[Entries taken from a collection]

________________

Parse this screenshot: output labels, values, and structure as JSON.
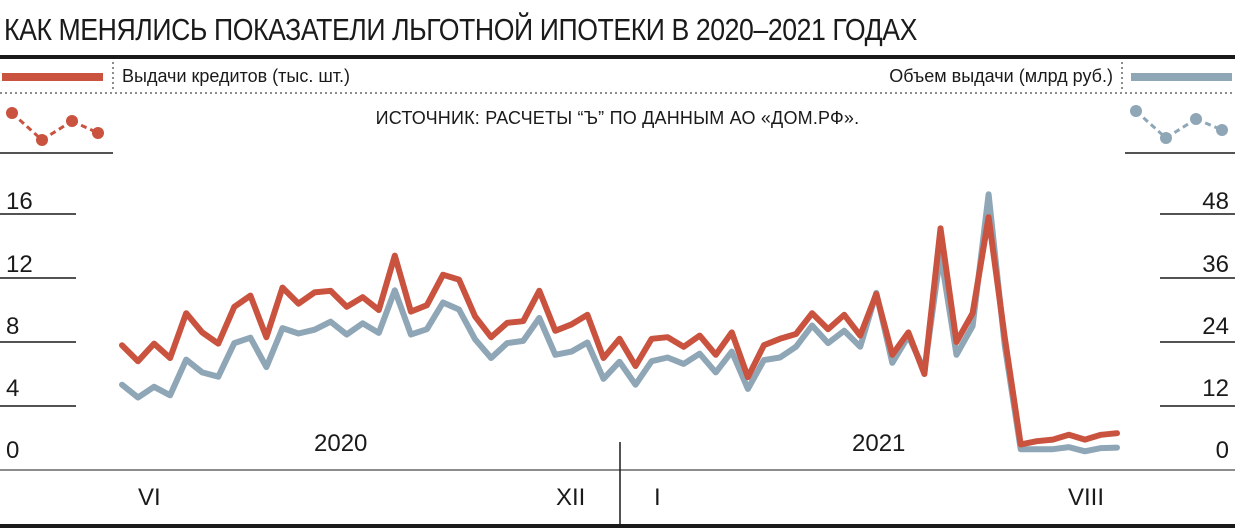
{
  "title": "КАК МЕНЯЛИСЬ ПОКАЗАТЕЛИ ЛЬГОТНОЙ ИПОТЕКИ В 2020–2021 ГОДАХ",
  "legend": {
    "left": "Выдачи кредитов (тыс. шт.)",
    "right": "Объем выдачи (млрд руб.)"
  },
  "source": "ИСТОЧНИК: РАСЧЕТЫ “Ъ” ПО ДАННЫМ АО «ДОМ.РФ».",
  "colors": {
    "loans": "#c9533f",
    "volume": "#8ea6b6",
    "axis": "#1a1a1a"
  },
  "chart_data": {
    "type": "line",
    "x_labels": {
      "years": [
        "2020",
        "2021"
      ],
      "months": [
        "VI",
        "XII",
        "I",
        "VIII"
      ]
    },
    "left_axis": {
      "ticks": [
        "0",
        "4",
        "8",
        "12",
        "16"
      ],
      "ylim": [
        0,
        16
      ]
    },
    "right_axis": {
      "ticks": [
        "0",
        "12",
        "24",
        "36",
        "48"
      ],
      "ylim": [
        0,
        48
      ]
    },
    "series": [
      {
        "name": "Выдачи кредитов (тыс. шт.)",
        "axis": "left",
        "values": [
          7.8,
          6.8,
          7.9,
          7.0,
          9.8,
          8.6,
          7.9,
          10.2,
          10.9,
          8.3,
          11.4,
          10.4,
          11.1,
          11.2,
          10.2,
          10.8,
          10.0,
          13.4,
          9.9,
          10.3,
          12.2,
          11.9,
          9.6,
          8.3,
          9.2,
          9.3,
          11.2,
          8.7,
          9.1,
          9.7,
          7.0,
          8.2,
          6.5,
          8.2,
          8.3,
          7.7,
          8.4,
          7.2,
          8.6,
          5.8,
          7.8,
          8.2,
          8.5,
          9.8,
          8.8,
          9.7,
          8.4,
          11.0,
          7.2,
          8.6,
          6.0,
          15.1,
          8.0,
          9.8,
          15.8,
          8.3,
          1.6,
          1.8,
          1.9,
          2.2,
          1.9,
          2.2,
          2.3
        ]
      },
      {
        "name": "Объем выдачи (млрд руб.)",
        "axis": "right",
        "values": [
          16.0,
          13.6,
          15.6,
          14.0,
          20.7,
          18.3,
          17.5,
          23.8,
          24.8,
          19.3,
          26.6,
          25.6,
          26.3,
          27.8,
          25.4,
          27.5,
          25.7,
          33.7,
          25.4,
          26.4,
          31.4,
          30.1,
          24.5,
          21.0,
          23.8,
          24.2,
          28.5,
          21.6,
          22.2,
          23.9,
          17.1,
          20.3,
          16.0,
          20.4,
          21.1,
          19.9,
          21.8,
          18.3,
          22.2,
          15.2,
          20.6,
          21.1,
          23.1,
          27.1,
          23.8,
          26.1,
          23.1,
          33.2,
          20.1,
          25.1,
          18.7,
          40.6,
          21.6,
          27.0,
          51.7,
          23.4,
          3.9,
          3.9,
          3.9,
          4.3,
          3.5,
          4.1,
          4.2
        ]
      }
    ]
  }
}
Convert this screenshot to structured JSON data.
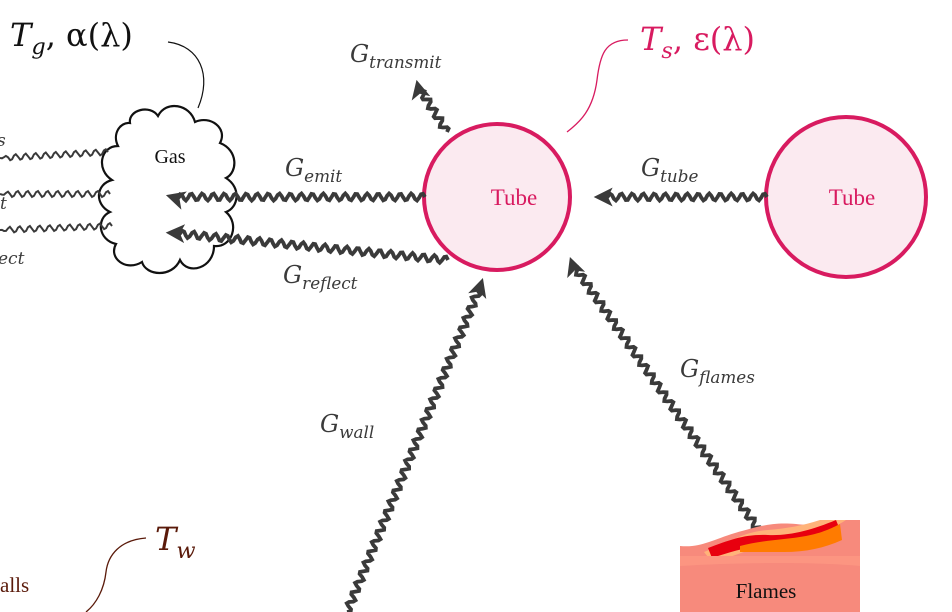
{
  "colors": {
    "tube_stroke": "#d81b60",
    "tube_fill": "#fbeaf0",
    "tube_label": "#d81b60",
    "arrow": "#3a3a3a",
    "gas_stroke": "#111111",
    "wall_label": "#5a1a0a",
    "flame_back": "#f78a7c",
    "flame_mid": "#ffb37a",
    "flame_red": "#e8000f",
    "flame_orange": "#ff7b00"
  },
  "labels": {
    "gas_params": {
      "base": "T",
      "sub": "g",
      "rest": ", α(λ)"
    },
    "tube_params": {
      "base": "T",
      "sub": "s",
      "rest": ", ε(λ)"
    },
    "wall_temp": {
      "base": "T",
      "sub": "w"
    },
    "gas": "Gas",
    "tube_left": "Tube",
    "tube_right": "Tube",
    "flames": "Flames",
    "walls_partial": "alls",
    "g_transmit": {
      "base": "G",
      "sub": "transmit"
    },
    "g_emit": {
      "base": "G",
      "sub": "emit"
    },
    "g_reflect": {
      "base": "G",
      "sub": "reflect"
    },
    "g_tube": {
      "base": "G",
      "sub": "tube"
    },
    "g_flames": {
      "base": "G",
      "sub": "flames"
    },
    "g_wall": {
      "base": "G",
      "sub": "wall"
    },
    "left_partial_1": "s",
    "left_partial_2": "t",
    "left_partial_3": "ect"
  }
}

________________

Look for lines containing the string "кредитов" and copy them all.

    "left": "Выдачи кредитов (тыс. шт.)",
        "name": "Выдачи кредитов (тыс. шт.)",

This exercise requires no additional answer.